- [DESCRIPTION OF THE TASK]: Whenever a line contains the string "handle", copy it out of the entries.

- [EXCERPTED RECORDS]:
········

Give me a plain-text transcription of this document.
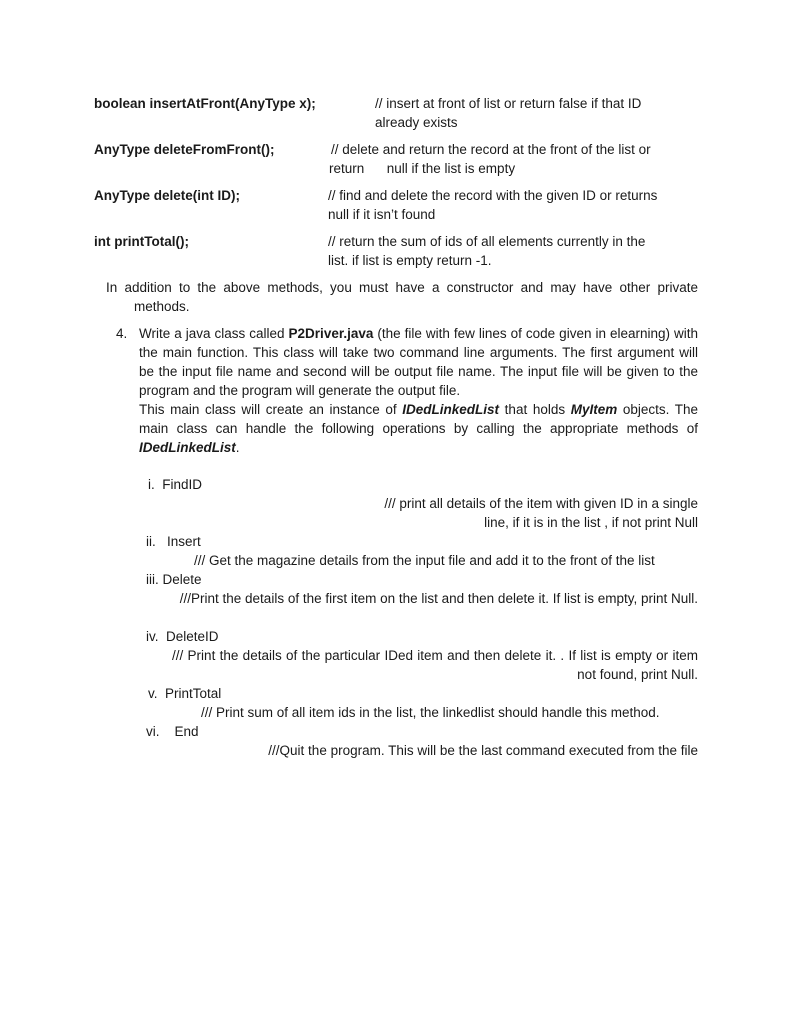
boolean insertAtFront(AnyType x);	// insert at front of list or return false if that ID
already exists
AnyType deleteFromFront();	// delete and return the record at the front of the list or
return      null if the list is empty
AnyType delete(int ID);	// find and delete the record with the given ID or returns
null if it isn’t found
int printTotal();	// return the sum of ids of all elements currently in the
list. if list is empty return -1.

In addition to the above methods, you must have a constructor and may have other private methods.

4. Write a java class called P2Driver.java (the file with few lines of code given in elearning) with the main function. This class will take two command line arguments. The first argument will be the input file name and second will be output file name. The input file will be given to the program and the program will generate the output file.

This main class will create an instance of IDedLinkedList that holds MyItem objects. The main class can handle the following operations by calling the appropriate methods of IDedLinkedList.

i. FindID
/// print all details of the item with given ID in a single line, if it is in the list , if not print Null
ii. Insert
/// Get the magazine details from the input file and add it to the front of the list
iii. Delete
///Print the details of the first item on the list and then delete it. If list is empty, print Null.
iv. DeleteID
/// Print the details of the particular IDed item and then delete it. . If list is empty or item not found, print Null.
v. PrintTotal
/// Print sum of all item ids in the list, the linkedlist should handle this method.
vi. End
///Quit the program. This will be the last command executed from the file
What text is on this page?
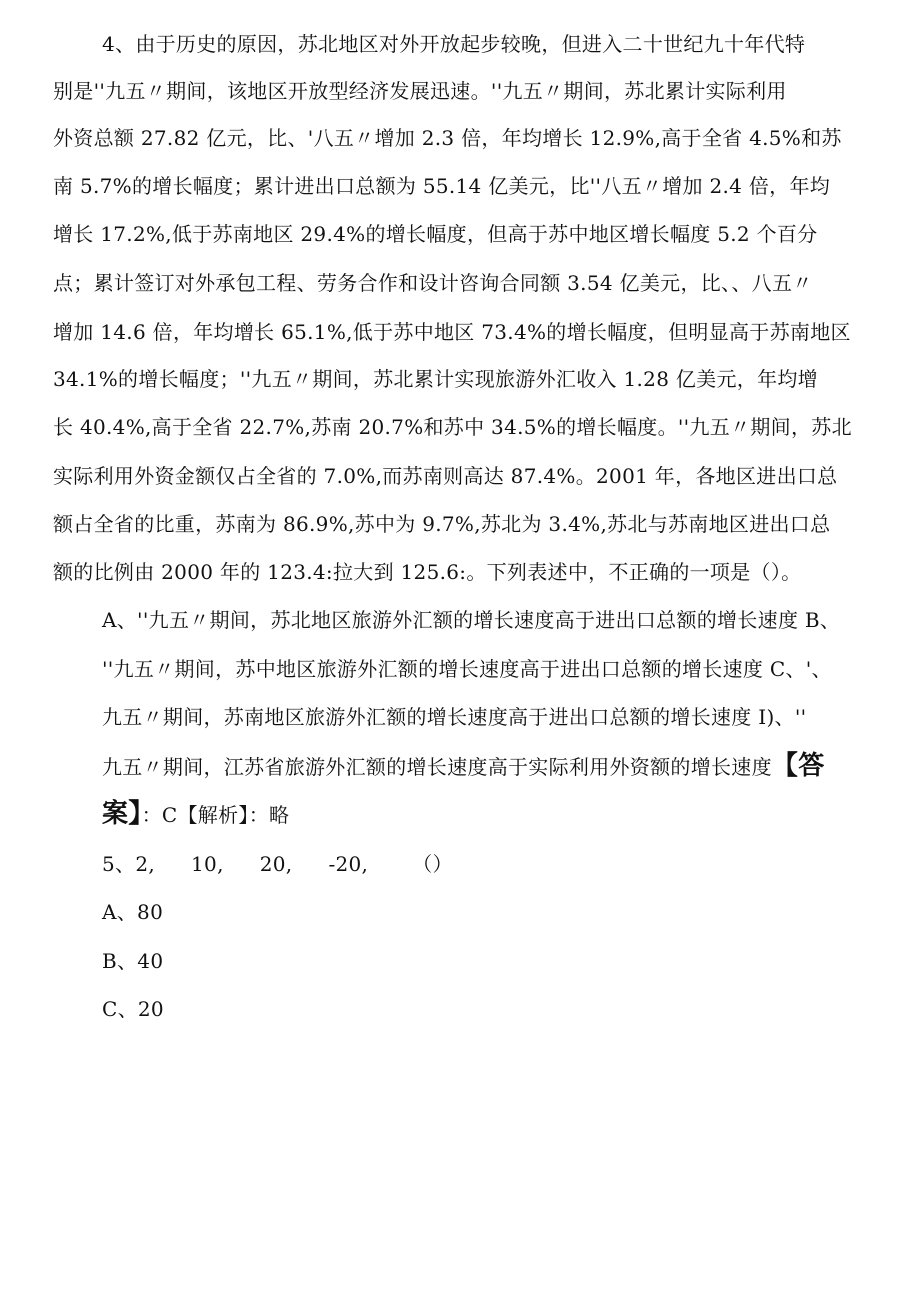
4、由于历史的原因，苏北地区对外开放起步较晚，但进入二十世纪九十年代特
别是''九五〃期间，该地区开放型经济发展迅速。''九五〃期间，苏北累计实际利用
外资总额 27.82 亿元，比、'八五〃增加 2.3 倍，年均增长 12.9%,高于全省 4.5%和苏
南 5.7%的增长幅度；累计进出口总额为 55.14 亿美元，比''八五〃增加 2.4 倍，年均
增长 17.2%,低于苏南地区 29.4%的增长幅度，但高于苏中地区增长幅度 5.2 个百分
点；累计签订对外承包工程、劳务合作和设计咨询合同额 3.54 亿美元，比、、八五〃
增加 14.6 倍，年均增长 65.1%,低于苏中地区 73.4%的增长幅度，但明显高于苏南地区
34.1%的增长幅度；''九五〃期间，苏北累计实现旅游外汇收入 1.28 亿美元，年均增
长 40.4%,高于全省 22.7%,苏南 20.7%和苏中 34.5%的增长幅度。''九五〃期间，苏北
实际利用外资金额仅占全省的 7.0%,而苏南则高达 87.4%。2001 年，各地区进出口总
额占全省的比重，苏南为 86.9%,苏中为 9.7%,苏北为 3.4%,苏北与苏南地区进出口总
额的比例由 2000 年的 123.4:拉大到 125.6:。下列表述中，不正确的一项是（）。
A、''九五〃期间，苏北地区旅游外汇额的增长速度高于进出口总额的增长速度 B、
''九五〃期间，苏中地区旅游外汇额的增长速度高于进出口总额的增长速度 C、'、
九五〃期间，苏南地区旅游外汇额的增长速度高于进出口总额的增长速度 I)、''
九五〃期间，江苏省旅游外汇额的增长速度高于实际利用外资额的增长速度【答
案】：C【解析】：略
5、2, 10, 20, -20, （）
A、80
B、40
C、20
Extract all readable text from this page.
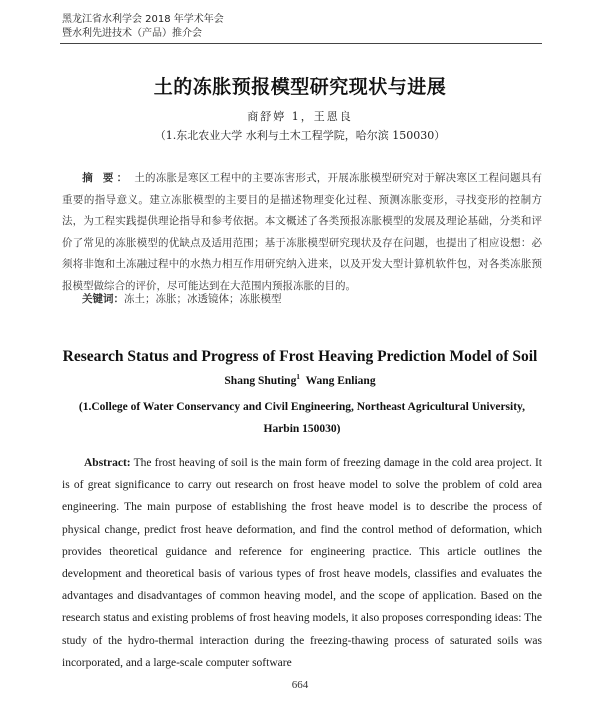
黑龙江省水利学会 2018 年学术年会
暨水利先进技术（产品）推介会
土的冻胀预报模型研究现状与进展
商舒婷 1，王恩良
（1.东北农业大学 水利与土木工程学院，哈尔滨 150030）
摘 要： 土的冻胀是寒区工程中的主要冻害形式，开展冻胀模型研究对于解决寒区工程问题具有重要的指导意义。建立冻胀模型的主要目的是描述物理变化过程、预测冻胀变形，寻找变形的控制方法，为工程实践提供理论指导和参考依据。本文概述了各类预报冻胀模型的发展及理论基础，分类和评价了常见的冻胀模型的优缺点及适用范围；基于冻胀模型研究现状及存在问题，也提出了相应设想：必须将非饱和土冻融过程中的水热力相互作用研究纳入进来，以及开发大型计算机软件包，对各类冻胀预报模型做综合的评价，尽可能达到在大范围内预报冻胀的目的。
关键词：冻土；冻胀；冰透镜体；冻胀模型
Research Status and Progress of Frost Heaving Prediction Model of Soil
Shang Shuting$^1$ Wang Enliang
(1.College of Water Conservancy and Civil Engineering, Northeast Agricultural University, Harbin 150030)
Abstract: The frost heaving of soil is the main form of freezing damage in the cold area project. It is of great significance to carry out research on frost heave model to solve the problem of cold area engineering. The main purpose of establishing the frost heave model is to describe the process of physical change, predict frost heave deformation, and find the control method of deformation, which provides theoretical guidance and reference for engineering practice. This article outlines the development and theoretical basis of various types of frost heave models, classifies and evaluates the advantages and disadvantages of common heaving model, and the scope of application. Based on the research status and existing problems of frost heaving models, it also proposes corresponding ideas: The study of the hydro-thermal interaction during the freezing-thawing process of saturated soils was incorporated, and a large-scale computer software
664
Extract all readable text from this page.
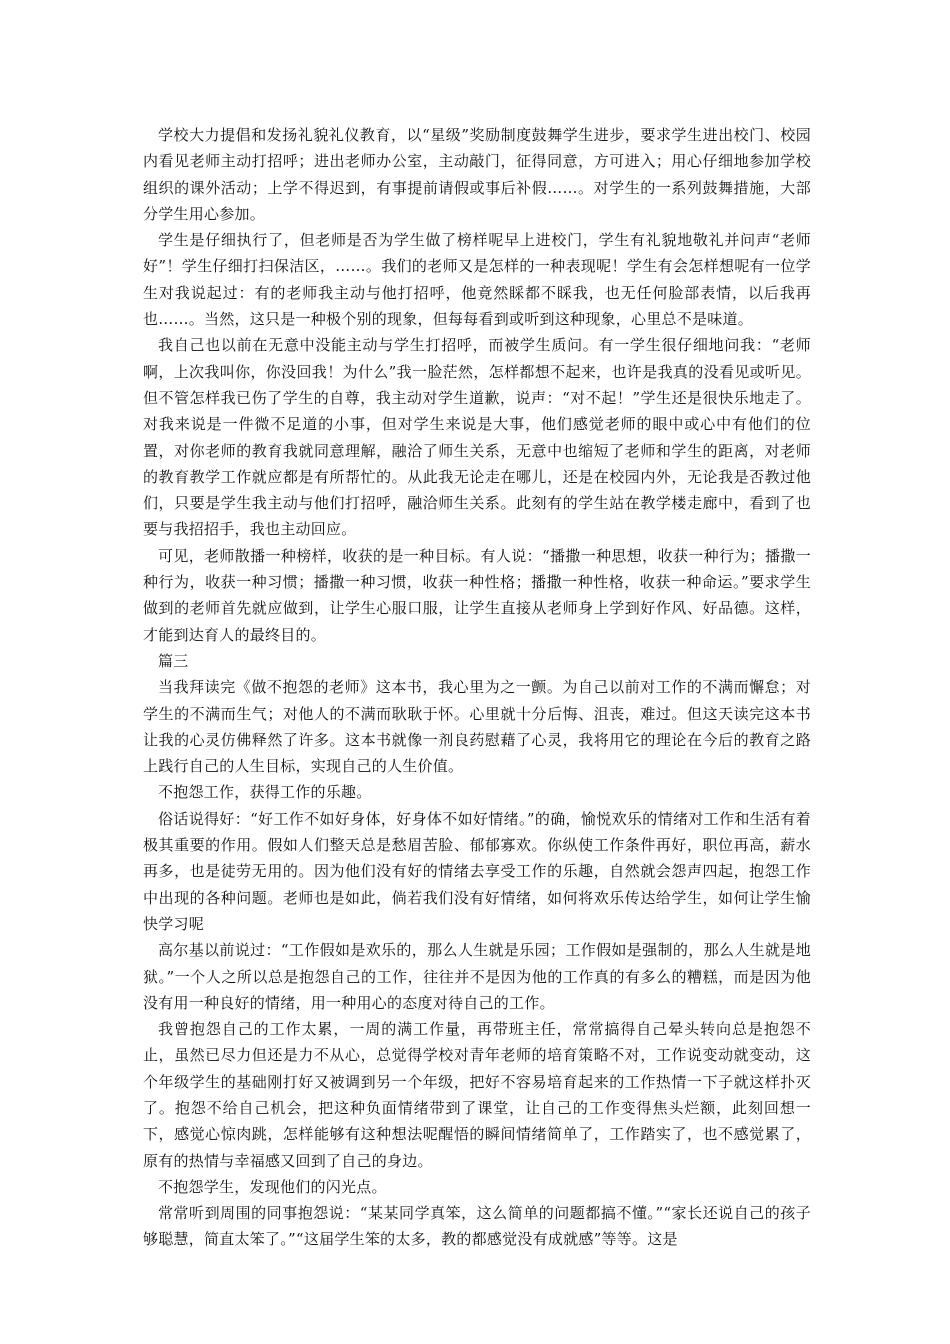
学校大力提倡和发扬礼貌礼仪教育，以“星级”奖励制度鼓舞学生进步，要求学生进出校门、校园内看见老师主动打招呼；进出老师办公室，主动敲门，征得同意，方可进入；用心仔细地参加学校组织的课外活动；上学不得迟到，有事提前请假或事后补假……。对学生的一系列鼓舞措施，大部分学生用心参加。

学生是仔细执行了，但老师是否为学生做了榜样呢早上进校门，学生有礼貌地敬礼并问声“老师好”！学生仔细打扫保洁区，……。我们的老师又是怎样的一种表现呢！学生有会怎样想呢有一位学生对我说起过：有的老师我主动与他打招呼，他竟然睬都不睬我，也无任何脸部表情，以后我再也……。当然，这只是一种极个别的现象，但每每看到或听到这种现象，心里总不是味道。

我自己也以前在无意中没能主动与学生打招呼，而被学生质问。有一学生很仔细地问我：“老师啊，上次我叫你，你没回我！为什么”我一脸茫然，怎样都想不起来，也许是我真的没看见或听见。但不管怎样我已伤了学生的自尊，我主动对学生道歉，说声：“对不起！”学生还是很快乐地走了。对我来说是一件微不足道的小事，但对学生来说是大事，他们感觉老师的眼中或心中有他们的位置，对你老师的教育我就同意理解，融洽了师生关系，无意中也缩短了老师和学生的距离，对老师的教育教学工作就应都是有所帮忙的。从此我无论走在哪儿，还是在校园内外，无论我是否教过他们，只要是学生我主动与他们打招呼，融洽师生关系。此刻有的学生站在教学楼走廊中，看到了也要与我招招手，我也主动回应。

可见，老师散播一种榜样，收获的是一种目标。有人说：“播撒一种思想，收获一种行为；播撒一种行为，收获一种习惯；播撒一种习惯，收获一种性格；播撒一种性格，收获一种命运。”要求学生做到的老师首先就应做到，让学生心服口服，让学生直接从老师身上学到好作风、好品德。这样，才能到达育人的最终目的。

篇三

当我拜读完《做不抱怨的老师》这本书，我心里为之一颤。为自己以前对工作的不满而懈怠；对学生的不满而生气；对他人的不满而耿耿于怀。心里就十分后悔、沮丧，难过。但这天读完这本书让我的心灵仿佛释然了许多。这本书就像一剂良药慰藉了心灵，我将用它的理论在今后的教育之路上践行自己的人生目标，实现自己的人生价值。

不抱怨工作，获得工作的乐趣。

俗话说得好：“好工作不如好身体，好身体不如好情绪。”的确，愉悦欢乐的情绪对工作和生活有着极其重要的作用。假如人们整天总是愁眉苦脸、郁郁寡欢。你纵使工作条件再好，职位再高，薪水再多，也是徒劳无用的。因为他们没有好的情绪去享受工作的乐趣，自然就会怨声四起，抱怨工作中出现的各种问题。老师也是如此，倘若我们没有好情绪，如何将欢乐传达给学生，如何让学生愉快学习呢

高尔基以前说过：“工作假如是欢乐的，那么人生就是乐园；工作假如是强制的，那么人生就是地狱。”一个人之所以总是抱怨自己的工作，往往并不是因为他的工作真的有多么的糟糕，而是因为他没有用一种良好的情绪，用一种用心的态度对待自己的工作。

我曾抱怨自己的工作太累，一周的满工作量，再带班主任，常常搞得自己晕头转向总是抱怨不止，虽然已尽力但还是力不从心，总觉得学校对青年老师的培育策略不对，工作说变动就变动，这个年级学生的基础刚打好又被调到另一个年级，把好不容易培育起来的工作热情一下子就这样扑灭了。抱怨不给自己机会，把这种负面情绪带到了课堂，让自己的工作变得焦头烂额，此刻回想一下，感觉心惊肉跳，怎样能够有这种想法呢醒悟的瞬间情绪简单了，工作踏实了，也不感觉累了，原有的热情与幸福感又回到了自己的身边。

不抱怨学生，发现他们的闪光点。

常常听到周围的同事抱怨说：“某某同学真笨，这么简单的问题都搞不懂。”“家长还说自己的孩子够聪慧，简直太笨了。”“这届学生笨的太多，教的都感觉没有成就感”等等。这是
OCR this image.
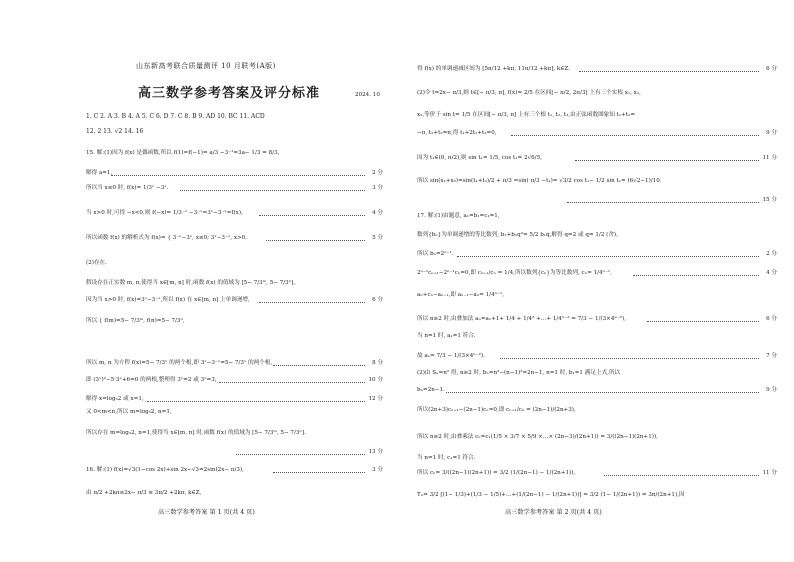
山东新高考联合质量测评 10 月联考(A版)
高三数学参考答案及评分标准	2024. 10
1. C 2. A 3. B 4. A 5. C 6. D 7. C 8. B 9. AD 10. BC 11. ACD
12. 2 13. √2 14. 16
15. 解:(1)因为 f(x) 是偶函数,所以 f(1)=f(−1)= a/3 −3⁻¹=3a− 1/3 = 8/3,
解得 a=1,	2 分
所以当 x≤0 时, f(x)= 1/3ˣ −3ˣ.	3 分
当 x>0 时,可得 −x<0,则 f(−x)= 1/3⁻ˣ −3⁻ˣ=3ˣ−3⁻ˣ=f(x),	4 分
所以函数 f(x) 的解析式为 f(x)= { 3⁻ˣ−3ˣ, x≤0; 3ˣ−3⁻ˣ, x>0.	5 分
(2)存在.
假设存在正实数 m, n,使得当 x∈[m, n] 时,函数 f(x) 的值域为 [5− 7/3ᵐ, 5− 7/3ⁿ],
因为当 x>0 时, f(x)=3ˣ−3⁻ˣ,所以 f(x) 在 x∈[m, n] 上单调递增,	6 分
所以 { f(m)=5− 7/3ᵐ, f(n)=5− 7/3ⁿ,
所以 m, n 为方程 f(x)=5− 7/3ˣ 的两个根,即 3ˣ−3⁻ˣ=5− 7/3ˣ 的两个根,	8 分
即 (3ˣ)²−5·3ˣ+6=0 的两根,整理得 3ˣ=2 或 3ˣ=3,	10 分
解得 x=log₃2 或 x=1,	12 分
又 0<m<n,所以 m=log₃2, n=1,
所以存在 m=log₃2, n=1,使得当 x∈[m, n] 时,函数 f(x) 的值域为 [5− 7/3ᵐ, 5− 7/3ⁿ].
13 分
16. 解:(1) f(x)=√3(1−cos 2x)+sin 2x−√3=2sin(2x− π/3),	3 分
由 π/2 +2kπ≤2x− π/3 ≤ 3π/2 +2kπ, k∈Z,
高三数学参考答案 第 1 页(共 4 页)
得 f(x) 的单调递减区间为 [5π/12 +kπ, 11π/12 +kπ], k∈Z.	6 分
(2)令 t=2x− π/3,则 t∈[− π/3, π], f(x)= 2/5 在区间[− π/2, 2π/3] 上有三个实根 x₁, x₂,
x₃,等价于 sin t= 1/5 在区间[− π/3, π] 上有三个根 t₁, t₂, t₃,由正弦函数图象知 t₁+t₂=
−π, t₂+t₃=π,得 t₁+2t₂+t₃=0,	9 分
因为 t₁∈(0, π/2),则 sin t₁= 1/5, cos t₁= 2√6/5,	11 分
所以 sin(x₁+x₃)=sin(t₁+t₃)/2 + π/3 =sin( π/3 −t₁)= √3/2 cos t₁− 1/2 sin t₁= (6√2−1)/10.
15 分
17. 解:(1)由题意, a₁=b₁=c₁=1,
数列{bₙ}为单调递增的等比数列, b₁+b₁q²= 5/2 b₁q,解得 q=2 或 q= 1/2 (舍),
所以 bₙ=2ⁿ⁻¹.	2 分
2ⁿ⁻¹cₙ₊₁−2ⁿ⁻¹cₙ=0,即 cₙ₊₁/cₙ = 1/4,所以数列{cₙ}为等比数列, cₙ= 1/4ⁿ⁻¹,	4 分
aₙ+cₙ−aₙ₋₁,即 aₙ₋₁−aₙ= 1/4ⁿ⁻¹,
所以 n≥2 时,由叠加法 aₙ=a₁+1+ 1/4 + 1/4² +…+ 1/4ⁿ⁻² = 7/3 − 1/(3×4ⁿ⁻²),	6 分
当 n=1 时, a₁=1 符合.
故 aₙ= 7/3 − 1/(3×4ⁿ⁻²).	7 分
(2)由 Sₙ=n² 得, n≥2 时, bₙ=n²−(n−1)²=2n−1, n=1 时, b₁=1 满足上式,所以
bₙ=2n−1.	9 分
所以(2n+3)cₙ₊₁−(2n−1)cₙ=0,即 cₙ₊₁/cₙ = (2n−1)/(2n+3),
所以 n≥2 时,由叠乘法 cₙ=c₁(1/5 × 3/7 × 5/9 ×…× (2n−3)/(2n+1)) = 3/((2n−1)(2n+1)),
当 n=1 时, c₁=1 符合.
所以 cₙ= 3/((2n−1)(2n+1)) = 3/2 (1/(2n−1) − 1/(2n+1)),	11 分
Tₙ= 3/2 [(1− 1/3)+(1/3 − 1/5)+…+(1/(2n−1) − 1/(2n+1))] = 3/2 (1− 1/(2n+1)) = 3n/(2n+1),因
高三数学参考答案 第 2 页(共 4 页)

········

- [FINAL RESULT]:
This main class will create an instance of IDedLinkedList that holds MyItem objects. The main class can handle the following operations by calling the appropriate methods of IDedLinkedList.
/// Print sum of all item ids in the list, the linkedlist should handle this method.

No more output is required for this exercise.